◆ **TO DO**: Find the lines holding the string "username" in the data, then copy all of them.

◆ **Records from a data collection**:
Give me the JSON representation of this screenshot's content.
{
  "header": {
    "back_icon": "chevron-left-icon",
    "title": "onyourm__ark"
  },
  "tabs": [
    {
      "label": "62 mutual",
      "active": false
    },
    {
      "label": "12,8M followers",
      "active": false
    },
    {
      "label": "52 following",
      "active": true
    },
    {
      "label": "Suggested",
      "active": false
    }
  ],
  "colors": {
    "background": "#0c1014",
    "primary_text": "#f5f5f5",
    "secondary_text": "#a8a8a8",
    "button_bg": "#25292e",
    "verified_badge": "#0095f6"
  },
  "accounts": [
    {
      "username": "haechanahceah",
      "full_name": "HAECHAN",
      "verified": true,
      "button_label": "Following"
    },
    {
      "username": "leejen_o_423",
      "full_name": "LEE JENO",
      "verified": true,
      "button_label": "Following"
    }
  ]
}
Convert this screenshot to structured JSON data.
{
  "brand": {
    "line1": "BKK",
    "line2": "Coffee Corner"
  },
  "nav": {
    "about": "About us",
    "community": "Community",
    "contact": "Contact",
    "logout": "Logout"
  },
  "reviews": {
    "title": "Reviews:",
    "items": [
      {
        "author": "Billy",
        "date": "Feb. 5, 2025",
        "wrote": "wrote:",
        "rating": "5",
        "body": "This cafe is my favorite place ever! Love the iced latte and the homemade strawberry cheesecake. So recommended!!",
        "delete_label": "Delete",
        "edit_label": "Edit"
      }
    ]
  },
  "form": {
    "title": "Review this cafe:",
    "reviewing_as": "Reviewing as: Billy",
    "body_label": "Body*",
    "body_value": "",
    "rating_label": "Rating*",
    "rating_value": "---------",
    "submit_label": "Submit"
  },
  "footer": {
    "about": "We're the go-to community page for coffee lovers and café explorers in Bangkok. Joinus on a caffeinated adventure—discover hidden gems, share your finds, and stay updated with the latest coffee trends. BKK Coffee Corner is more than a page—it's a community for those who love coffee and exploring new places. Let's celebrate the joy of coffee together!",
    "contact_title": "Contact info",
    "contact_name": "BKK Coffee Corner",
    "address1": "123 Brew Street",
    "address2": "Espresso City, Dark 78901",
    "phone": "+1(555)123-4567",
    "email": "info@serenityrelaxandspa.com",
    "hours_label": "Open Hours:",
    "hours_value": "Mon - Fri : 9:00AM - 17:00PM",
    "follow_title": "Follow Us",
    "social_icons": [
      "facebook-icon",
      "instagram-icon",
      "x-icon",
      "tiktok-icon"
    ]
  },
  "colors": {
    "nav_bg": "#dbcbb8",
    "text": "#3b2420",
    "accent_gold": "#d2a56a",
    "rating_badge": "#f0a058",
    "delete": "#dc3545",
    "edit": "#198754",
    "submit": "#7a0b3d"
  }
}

◆ **ANSWER IN FULL**:
      "username": "haechanahceah",
      "username": "leejen_o_423",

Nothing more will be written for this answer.